THE PROBLEM:
Repeat word for word the line with "Serialize everything readable" and every line after it until the records below run out.

GIVEN RECORDS:
____________________

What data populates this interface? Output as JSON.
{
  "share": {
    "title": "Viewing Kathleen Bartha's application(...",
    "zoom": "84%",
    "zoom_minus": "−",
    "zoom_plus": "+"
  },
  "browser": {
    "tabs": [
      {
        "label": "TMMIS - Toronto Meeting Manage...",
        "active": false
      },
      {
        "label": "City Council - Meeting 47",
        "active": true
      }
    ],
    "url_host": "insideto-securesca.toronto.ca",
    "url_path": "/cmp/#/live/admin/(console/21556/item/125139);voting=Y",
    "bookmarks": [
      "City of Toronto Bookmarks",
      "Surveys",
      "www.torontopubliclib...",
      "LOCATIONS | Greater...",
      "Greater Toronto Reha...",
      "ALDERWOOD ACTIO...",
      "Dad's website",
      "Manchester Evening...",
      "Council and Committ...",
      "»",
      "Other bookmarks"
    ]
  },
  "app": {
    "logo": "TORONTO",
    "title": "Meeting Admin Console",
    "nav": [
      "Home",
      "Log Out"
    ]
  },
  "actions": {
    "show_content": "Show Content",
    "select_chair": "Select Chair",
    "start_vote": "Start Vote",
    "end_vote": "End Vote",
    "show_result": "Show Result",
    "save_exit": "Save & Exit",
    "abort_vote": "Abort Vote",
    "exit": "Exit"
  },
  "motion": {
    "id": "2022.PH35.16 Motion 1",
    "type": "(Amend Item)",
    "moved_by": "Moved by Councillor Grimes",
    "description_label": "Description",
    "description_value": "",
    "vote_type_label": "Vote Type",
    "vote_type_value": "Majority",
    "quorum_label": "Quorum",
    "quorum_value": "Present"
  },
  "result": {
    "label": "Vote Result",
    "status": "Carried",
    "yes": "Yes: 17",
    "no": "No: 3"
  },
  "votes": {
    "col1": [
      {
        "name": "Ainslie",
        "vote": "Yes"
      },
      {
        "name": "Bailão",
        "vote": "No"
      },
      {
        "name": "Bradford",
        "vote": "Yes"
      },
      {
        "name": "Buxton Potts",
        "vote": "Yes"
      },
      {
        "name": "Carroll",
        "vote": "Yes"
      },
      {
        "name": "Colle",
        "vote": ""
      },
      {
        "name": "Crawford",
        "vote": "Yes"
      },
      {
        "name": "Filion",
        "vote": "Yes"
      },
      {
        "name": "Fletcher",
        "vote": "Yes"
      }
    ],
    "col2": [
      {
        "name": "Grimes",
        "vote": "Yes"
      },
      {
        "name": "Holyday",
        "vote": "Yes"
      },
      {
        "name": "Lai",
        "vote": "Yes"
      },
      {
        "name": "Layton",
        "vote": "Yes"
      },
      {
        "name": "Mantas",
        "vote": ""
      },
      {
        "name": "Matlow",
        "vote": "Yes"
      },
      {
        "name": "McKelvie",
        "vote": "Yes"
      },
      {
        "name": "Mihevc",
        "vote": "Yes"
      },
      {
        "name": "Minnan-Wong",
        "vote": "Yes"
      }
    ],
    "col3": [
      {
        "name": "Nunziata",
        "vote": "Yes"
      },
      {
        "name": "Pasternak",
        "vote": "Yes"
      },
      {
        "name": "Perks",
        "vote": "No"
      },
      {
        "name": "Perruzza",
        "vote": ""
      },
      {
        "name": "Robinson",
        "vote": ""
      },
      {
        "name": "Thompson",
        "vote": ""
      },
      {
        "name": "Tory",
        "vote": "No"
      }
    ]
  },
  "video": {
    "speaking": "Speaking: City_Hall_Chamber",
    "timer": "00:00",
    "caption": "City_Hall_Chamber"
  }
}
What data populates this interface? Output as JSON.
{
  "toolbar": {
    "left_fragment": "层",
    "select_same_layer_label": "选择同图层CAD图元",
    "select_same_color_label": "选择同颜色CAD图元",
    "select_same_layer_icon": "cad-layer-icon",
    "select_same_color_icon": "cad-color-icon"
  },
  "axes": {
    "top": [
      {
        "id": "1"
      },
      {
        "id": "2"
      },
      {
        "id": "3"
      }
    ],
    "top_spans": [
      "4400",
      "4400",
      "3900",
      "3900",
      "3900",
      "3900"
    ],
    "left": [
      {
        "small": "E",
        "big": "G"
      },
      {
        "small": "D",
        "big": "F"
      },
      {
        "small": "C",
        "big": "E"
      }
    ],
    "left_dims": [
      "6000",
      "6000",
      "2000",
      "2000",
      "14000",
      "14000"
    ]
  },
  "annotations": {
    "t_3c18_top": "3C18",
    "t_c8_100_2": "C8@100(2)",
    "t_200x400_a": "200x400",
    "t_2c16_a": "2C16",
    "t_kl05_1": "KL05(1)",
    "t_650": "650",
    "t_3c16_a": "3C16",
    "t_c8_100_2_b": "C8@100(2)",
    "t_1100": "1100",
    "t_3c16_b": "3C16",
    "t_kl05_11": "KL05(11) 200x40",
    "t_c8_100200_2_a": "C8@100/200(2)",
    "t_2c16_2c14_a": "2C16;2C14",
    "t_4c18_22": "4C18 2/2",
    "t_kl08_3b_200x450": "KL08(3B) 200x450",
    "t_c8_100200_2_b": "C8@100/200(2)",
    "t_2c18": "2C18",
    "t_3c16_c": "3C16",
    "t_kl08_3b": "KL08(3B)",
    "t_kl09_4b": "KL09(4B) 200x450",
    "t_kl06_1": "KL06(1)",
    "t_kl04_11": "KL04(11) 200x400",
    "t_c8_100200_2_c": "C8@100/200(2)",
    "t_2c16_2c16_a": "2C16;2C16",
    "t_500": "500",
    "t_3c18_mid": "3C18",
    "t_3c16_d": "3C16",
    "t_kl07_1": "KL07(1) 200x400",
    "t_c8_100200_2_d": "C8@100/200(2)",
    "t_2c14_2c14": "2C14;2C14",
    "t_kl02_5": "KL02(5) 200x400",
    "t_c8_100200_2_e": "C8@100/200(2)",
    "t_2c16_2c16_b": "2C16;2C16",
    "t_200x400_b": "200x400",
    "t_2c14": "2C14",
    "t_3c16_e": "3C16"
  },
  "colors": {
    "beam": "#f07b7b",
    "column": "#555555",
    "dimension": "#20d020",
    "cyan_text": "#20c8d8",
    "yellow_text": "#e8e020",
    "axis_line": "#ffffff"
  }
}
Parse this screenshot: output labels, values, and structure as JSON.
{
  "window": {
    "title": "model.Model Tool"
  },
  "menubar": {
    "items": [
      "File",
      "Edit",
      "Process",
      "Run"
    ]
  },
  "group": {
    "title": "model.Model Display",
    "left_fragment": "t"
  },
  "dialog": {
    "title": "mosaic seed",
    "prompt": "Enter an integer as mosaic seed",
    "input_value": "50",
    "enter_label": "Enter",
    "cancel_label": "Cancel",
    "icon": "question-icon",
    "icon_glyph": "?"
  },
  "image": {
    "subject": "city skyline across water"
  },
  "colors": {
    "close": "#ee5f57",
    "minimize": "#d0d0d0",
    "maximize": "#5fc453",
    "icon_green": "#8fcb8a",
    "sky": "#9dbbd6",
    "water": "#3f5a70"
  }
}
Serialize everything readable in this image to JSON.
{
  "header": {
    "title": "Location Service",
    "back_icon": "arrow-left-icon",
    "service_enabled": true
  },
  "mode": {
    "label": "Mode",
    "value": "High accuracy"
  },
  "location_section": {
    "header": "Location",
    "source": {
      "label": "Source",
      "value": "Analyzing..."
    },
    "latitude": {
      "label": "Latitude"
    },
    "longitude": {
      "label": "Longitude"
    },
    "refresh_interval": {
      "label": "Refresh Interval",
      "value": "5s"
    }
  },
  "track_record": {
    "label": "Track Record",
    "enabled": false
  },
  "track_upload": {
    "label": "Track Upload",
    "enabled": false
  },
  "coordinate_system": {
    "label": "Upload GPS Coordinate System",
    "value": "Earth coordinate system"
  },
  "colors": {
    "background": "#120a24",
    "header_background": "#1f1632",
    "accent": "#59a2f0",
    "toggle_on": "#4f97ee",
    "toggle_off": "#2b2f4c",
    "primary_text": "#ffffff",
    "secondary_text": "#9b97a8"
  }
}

____________________

SOLUTION FOR THIS PROBLEM:
Serialize everything readable in this image to JSON.
{
  "header": {
    "title": "Location Service",
    "back_icon": "arrow-left-icon",
    "service_enabled": true
  },
  "mode": {
    "label": "Mode",
    "value": "High accuracy"
  },
  "location_section": {
    "header": "Location",
    "source": {
      "label": "Source",
      "value": "Analyzing..."
    },
    "latitude": {
      "label": "Latitude"
    },
    "longitude": {
      "label": "Longitude"
    },
    "refresh_interval": {
      "label": "Refresh Interval",
      "value": "5s"
    }
  },
  "track_record": {
    "label": "Track Record",
    "enabled": false
  },
  "track_upload": {
    "label": "Track Upload",
    "enabled": false
  },
  "coordinate_system": {
    "label": "Upload GPS Coordinate System",
    "value": "Earth coordinate system"
  },
  "colors": {
    "background": "#120a24",
    "header_background": "#1f1632",
    "accent": "#59a2f0",
    "toggle_on": "#4f97ee",
    "toggle_off": "#2b2f4c",
    "primary_text": "#ffffff",
    "secondary_text": "#9b97a8"
  }
}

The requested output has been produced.